● **PROBLEM DETAILS**
Copy each line with the word "data" in it.

● **ITEMS**

┌──

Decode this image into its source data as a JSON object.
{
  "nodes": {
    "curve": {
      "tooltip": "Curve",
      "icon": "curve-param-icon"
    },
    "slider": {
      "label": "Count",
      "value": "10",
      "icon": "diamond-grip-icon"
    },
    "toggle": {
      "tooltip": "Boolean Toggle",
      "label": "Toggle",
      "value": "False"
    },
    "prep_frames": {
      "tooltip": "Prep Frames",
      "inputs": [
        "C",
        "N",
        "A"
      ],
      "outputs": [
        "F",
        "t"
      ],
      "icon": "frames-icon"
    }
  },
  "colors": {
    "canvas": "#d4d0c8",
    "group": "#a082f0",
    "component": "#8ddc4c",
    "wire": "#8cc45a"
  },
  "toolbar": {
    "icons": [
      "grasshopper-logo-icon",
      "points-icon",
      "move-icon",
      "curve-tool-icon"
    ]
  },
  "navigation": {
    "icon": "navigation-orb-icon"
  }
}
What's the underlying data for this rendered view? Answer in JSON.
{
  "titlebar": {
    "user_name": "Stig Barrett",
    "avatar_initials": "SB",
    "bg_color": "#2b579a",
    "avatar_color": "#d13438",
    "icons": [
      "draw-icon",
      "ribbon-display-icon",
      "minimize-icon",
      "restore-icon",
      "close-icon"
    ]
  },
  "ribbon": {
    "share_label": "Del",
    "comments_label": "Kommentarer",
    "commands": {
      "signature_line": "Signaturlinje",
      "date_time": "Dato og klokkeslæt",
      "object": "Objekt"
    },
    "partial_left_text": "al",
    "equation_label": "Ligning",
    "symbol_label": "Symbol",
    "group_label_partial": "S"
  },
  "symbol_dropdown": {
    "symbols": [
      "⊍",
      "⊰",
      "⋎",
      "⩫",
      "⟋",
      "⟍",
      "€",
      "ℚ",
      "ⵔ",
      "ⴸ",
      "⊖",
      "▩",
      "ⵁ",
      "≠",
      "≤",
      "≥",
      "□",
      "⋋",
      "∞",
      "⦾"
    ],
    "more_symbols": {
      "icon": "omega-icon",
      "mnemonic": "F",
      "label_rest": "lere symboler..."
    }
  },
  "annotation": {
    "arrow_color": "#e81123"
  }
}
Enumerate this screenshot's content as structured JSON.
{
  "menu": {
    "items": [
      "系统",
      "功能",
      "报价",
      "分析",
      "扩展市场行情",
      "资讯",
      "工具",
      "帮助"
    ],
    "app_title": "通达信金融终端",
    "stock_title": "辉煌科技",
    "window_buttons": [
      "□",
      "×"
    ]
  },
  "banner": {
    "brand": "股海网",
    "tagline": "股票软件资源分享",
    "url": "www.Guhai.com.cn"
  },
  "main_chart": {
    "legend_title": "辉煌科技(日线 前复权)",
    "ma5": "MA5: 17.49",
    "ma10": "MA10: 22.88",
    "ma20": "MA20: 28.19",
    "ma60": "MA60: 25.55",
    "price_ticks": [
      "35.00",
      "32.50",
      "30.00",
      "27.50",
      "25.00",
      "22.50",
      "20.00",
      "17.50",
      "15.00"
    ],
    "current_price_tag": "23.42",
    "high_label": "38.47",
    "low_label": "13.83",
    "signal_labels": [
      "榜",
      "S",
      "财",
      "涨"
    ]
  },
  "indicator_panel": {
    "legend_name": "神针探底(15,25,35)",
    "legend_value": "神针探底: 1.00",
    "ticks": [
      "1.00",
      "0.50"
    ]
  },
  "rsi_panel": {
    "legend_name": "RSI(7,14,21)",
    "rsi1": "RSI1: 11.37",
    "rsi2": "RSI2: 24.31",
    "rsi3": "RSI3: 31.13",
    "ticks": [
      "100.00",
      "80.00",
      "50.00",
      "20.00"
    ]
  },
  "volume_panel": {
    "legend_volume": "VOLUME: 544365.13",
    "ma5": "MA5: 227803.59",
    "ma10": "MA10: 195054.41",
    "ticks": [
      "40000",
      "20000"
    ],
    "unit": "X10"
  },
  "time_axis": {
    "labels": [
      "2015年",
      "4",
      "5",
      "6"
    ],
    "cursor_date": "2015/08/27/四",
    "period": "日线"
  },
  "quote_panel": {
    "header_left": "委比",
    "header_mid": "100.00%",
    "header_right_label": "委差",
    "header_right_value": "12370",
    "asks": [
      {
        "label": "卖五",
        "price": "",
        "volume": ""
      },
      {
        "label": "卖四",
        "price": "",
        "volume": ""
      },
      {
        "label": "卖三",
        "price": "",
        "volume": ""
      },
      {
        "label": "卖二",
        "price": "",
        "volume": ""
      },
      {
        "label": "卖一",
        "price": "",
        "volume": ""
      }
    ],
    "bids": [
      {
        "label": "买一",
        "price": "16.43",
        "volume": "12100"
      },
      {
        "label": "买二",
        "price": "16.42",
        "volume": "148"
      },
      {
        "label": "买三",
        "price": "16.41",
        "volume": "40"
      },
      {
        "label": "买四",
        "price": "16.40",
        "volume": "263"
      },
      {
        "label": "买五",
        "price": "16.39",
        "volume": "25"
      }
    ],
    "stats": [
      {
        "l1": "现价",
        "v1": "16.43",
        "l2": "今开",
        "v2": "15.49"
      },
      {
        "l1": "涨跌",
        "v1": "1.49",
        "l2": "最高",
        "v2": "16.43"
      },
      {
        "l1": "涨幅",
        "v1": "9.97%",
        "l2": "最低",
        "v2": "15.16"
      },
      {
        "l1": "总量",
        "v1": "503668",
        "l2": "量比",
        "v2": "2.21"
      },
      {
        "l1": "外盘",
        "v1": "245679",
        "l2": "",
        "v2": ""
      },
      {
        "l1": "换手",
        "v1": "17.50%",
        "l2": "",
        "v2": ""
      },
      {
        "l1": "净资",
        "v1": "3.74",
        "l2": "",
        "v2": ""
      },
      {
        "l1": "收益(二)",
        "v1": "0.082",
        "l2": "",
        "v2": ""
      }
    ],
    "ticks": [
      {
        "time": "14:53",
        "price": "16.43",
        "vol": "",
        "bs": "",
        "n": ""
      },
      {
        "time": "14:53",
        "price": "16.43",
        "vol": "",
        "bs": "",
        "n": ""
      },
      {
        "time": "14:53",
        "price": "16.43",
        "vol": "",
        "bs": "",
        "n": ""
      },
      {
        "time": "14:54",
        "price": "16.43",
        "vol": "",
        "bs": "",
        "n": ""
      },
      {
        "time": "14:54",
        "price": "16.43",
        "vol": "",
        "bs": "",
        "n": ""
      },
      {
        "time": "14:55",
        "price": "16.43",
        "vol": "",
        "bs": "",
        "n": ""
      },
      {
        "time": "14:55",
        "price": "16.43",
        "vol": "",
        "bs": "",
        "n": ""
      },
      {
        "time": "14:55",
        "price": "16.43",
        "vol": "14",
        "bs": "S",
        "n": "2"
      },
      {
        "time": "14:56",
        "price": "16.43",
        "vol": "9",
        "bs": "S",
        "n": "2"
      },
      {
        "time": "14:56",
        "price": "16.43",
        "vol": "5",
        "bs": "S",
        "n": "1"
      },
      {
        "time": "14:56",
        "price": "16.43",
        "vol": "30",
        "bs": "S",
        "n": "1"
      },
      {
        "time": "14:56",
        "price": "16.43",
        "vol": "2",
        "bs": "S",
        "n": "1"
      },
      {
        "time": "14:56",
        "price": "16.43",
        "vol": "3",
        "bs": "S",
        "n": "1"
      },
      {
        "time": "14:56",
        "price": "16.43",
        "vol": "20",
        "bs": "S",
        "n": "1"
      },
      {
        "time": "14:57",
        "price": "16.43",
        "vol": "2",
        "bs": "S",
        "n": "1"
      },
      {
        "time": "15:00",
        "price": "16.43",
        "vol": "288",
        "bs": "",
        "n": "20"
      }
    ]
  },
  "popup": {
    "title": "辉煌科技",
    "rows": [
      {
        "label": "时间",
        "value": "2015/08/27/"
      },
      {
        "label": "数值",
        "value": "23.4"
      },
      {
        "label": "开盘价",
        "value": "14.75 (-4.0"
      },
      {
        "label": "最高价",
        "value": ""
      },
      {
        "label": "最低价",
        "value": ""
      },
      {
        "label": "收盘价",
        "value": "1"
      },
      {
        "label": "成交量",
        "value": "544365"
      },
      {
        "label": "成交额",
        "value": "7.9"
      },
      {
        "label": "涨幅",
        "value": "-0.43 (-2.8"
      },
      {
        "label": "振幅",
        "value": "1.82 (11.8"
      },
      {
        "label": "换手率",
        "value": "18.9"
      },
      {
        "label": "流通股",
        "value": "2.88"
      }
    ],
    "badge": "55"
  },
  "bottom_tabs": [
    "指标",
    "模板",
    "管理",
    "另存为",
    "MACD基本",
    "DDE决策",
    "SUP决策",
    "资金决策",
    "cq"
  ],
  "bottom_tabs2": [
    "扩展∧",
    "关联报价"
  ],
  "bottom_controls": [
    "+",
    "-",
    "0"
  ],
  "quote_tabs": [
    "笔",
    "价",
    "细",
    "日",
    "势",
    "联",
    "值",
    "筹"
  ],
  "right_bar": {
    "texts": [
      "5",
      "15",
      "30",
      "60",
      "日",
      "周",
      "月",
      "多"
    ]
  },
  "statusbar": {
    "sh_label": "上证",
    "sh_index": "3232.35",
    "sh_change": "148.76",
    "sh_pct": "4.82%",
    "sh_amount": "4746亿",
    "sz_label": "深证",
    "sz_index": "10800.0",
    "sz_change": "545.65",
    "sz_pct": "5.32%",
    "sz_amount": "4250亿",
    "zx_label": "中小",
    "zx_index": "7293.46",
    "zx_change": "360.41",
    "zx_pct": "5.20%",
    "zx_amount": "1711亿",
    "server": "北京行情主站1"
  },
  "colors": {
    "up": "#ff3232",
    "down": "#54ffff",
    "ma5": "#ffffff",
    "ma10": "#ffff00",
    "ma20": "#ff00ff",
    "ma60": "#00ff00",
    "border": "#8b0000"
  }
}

└──

● **ANSWER TO THIS TASK**
Decode this image into its source data as a JSON object.
What's the underlying data for this rendered view? Answer in JSON.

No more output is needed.